Given request: Please repeat all of the listing exactly.

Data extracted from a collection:
━━━━━━━━━━━━━━━━
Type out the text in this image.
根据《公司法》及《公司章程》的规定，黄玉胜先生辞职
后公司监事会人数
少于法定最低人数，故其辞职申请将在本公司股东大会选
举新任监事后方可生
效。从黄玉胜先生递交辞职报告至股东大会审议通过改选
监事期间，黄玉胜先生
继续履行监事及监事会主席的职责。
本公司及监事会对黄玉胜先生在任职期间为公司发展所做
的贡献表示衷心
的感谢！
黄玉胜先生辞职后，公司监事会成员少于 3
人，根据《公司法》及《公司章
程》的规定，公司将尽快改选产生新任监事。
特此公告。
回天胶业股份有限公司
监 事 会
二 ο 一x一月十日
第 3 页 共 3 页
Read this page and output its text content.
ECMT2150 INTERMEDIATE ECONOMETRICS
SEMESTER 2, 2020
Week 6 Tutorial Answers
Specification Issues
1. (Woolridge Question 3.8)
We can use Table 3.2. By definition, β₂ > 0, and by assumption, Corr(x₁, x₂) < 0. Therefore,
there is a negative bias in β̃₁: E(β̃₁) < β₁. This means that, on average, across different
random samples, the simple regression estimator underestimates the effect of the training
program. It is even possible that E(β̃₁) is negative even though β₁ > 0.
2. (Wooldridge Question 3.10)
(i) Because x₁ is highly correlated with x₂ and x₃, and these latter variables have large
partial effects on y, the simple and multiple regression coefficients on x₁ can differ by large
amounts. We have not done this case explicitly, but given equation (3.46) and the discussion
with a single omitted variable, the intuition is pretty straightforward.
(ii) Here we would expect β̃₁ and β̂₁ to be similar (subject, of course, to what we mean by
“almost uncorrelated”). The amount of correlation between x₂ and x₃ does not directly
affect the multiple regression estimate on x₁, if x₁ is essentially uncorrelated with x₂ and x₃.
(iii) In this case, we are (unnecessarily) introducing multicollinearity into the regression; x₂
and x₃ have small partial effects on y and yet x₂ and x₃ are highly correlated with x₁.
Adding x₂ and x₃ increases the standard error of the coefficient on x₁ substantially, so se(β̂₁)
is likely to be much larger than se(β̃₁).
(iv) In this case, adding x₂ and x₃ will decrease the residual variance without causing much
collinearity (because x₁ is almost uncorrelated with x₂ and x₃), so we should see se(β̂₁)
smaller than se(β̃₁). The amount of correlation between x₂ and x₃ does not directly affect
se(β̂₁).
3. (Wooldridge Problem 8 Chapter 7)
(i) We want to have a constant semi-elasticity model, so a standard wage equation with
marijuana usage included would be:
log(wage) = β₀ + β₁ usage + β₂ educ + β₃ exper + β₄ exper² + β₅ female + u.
━━━━━━━━━━━━━━━━
Answer to this problem:
Type out the text in this image.
根据《公司法》及《公司章程》的规定，黄玉胜先生辞职
后公司监事会人数
少于法定最低人数，故其辞职申请将在本公司股东大会选
举新任监事后方可生
效。从黄玉胜先生递交辞职报告至股东大会审议通过改选
监事期间，黄玉胜先生
继续履行监事及监事会主席的职责。
本公司及监事会对黄玉胜先生在任职期间为公司发展所做
的贡献表示衷心
的感谢！
黄玉胜先生辞职后，公司监事会成员少于 3
人，根据《公司法》及《公司章
程》的规定，公司将尽快改选产生新任监事。
特此公告。
回天胶业股份有限公司
监 事 会
二 ο 一x一月十日
第 3 页 共 3 页
Read this page and output its text content.
ECMT2150 INTERMEDIATE ECONOMETRICS
SEMESTER 2, 2020
Week 6 Tutorial Answers
Specification Issues
1. (Woolridge Question 3.8)
We can use Table 3.2. By definition, β₂ > 0, and by assumption, Corr(x₁, x₂) < 0. Therefore,
there is a negative bias in β̃₁: E(β̃₁) < β₁. This means that, on average, across different
random samples, the simple regression estimator underestimates the effect of the training
program. It is even possible that E(β̃₁) is negative even though β₁ > 0.
2. (Wooldridge Question 3.10)
(i) Because x₁ is highly correlated with x₂ and x₃, and these latter variables have large
partial effects on y, the simple and multiple regression coefficients on x₁ can differ by large
amounts. We have not done this case explicitly, but given equation (3.46) and the discussion
with a single omitted variable, the intuition is pretty straightforward.
(ii) Here we would expect β̃₁ and β̂₁ to be similar (subject, of course, to what we mean by
“almost uncorrelated”). The amount of correlation between x₂ and x₃ does not directly
affect the multiple regression estimate on x₁, if x₁ is essentially uncorrelated with x₂ and x₃.
(iii) In this case, we are (unnecessarily) introducing multicollinearity into the regression; x₂
and x₃ have small partial effects on y and yet x₂ and x₃ are highly correlated with x₁.
Adding x₂ and x₃ increases the standard error of the coefficient on x₁ substantially, so se(β̂₁)
is likely to be much larger than se(β̃₁).
(iv) In this case, adding x₂ and x₃ will decrease the residual variance without causing much
collinearity (because x₁ is almost uncorrelated with x₂ and x₃), so we should see se(β̂₁)
smaller than se(β̃₁). The amount of correlation between x₂ and x₃ does not directly affect
se(β̂₁).
3. (Wooldridge Problem 8 Chapter 7)
(i) We want to have a constant semi-elasticity model, so a standard wage equation with
marijuana usage included would be:
log(wage) = β₀ + β₁ usage + β₂ educ + β₃ exper + β₄ exper² + β₅ female + u.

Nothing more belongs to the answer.